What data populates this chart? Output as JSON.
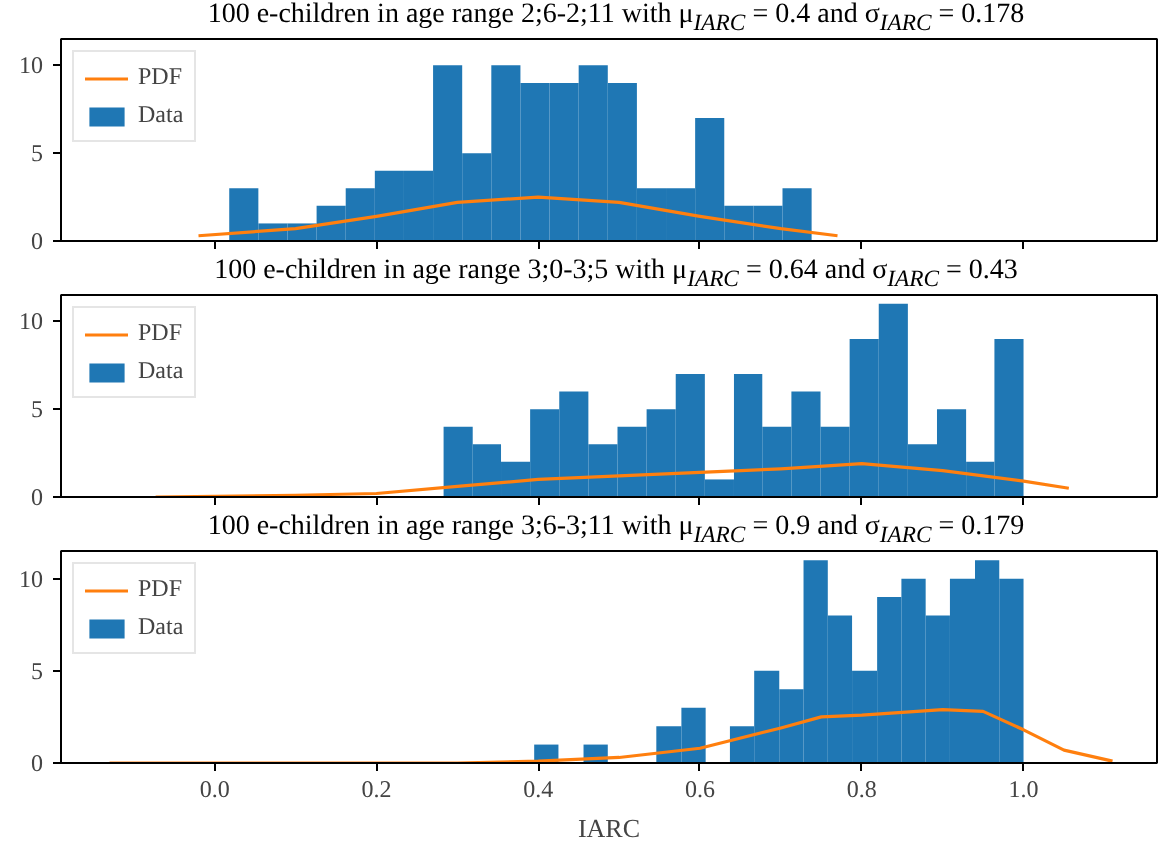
{
  "chart_data": [
    {
      "type": "histogram",
      "title": "100 e-children in age range 2;6-2;11 with μ$_{IARC}$ = 0.4 and σ$_{IARC}$ = 0.178",
      "xlim": [
        -0.19,
        1.165
      ],
      "ylim": [
        0,
        11.5
      ],
      "xticks": [
        {
          "value": 0,
          "label": null
        },
        {
          "value": 0.2,
          "label": null
        },
        {
          "value": 0.4,
          "label": null
        },
        {
          "value": 0.6,
          "label": null
        },
        {
          "value": 0.8,
          "label": null
        },
        {
          "value": 1.0,
          "label": null
        }
      ],
      "yticks": [
        0,
        5,
        10
      ],
      "tick_labels": "y",
      "legend": "top left",
      "grid": false,
      "series": [
        {
          "name": "PDF",
          "type": "line",
          "color": "#ff7f0e",
          "x": [
            -0.02,
            0.1,
            0.2,
            0.3,
            0.4,
            0.5,
            0.6,
            0.7,
            0.77
          ],
          "values": [
            0.3,
            0.7,
            1.4,
            2.2,
            2.5,
            2.2,
            1.4,
            0.7,
            0.3
          ]
        },
        {
          "name": "Data",
          "color": "#1f77b4",
          "bins": [
            0.018,
            0.054,
            0.09,
            0.126,
            0.162,
            0.198,
            0.234,
            0.27,
            0.306,
            0.342,
            0.378,
            0.414,
            0.45,
            0.486,
            0.522,
            0.558,
            0.594,
            0.63,
            0.666,
            0.702,
            0.738
          ],
          "values": [
            3,
            1,
            1,
            2,
            3,
            4,
            4,
            10,
            5,
            10,
            9,
            9,
            10,
            9,
            3,
            3,
            7,
            2,
            2,
            3
          ]
        }
      ]
    },
    {
      "type": "histogram",
      "title": "100 e-children in age range 3;0-3;5 with μ$_{IARC}$ = 0.64 and σ$_{IARC}$ = 0.43",
      "xlim": [
        -0.19,
        1.165
      ],
      "ylim": [
        0,
        11.5
      ],
      "xticks": [
        {
          "value": 0,
          "label": null
        },
        {
          "value": 0.2,
          "label": null
        },
        {
          "value": 0.4,
          "label": null
        },
        {
          "value": 0.6,
          "label": null
        },
        {
          "value": 0.8,
          "label": null
        },
        {
          "value": 1.0,
          "label": null
        }
      ],
      "yticks": [
        0,
        5,
        10
      ],
      "tick_labels": "y",
      "legend": "top left",
      "grid": false,
      "series": [
        {
          "name": "PDF",
          "type": "line",
          "color": "#ff7f0e",
          "x": [
            -0.073,
            0.1,
            0.2,
            0.3,
            0.4,
            0.5,
            0.6,
            0.7,
            0.8,
            0.9,
            1.0,
            1.056
          ],
          "values": [
            0,
            0.1,
            0.2,
            0.6,
            1.0,
            1.2,
            1.4,
            1.6,
            1.9,
            1.5,
            0.9,
            0.5
          ]
        },
        {
          "name": "Data",
          "color": "#1f77b4",
          "bins": [
            0.283,
            0.319,
            0.354,
            0.39,
            0.426,
            0.462,
            0.498,
            0.534,
            0.57,
            0.606,
            0.642,
            0.677,
            0.713,
            0.749,
            0.785,
            0.821,
            0.857,
            0.893,
            0.929,
            0.964,
            1.0
          ],
          "values": [
            4,
            3,
            2,
            5,
            6,
            3,
            4,
            5,
            7,
            1,
            7,
            4,
            6,
            4,
            9,
            11,
            3,
            5,
            2,
            9
          ]
        }
      ]
    },
    {
      "type": "histogram",
      "title": "100 e-children in age range 3;6-3;11 with μ$_{IARC}$ = 0.9 and σ$_{IARC}$ = 0.179",
      "xlabel": "IARC",
      "xlim": [
        -0.19,
        1.165
      ],
      "ylim": [
        0,
        11.5
      ],
      "xticks": [
        {
          "value": 0,
          "label": "0.0"
        },
        {
          "value": 0.2,
          "label": "0.2"
        },
        {
          "value": 0.4,
          "label": "0.4"
        },
        {
          "value": 0.6,
          "label": "0.6"
        },
        {
          "value": 0.8,
          "label": "0.8"
        },
        {
          "value": 1.0,
          "label": "1.0"
        }
      ],
      "yticks": [
        0,
        5,
        10
      ],
      "legend": "top left",
      "grid": false,
      "series": [
        {
          "name": "PDF",
          "type": "line",
          "color": "#ff7f0e",
          "x": [
            -0.13,
            0.0,
            0.2,
            0.3,
            0.4,
            0.5,
            0.6,
            0.7,
            0.75,
            0.8,
            0.9,
            0.95,
            1.0,
            1.05,
            1.11
          ],
          "values": [
            0,
            0,
            0,
            0.0,
            0.1,
            0.3,
            0.8,
            1.9,
            2.5,
            2.6,
            2.9,
            2.8,
            1.8,
            0.7,
            0.1
          ]
        },
        {
          "name": "Data",
          "color": "#1f77b4",
          "bins": [
            0.395,
            0.425,
            0.456,
            0.486,
            0.546,
            0.577,
            0.607,
            0.637,
            0.667,
            0.698,
            0.728,
            0.758,
            0.788,
            0.819,
            0.849,
            0.879,
            0.909,
            0.94,
            0.97,
            1.0
          ],
          "values": [
            1,
            0,
            1,
            0,
            2,
            3,
            0,
            2,
            5,
            4,
            11,
            8,
            5,
            9,
            10,
            8,
            10,
            11,
            10
          ]
        }
      ]
    }
  ]
}
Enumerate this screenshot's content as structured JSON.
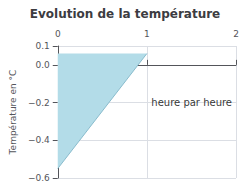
{
  "chart_data": {
    "type": "area",
    "title": "Evolution de la température",
    "ylabel": "Température en °C",
    "annotation": {
      "text": "heure par heure",
      "x": 1.05,
      "y": -0.2
    },
    "series": [
      {
        "type": "area",
        "color": "#b3dce8",
        "x": [
          0,
          0,
          1
        ],
        "values": [
          -0.55,
          0.06,
          0.06
        ]
      },
      {
        "type": "line",
        "color": "#88bbcc",
        "x": [
          0,
          1
        ],
        "values": [
          -0.55,
          0.06
        ]
      }
    ],
    "xlim": [
      0,
      2
    ],
    "ylim": [
      -0.6,
      0.1
    ],
    "xticks": [
      0,
      1,
      2
    ],
    "yticks": [
      {
        "value": -0.6,
        "label": "−0.6"
      },
      {
        "value": -0.4,
        "label": "−0.4"
      },
      {
        "value": -0.2,
        "label": "−0.2"
      },
      {
        "value": 0,
        "label": "0.0"
      },
      0.1
    ],
    "grid": true
  }
}
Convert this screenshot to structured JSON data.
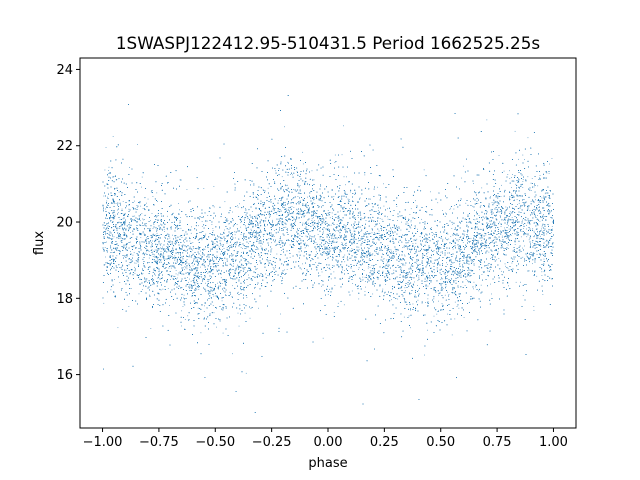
{
  "chart_data": {
    "type": "scatter",
    "title": "1SWASPJ122412.95-510431.5 Period 1662525.25s",
    "xlabel": "phase",
    "ylabel": "flux",
    "xlim": [
      -1.1,
      1.1
    ],
    "ylim": [
      14.6,
      24.3
    ],
    "xticks": [
      -1.0,
      -0.75,
      -0.5,
      -0.25,
      0.0,
      0.25,
      0.5,
      0.75,
      1.0
    ],
    "xtick_labels": [
      "−1.00",
      "−0.75",
      "−0.50",
      "−0.25",
      "0.00",
      "0.25",
      "0.50",
      "0.75",
      "1.00"
    ],
    "yticks": [
      16,
      18,
      20,
      22,
      24
    ],
    "ytick_labels": [
      "16",
      "18",
      "20",
      "22",
      "24"
    ],
    "grid": false,
    "marker_color": "#1f77b4",
    "series": [
      {
        "trend": {
          "phase": [
            -1.0,
            -0.95,
            -0.9,
            -0.85,
            -0.8,
            -0.75,
            -0.7,
            -0.65,
            -0.6,
            -0.55,
            -0.5,
            -0.45,
            -0.4,
            -0.35,
            -0.3,
            -0.25,
            -0.2,
            -0.15,
            -0.1,
            -0.05,
            0.0,
            0.05,
            0.1,
            0.15,
            0.2,
            0.25,
            0.3,
            0.35,
            0.4,
            0.45,
            0.5,
            0.55,
            0.6,
            0.65,
            0.7,
            0.75,
            0.8,
            0.85,
            0.9,
            0.95,
            1.0
          ],
          "flux": [
            19.9,
            19.8,
            19.6,
            19.5,
            19.4,
            19.3,
            19.2,
            19.1,
            19.0,
            18.9,
            18.9,
            19.0,
            19.2,
            19.4,
            19.6,
            19.8,
            20.0,
            20.0,
            19.9,
            19.8,
            19.7,
            19.7,
            19.6,
            19.5,
            19.4,
            19.3,
            19.2,
            19.1,
            19.0,
            18.9,
            18.9,
            19.0,
            19.2,
            19.4,
            19.6,
            19.8,
            20.0,
            20.0,
            19.9,
            19.8,
            19.9
          ]
        },
        "spread_sigma": 0.75,
        "range": [
          15.0,
          23.6
        ],
        "points_count": 26000
      }
    ]
  }
}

▶ [Short exercise]: Each line that contains the word "structured" counts toward the total; give only that total.

▶ [Result below]: 2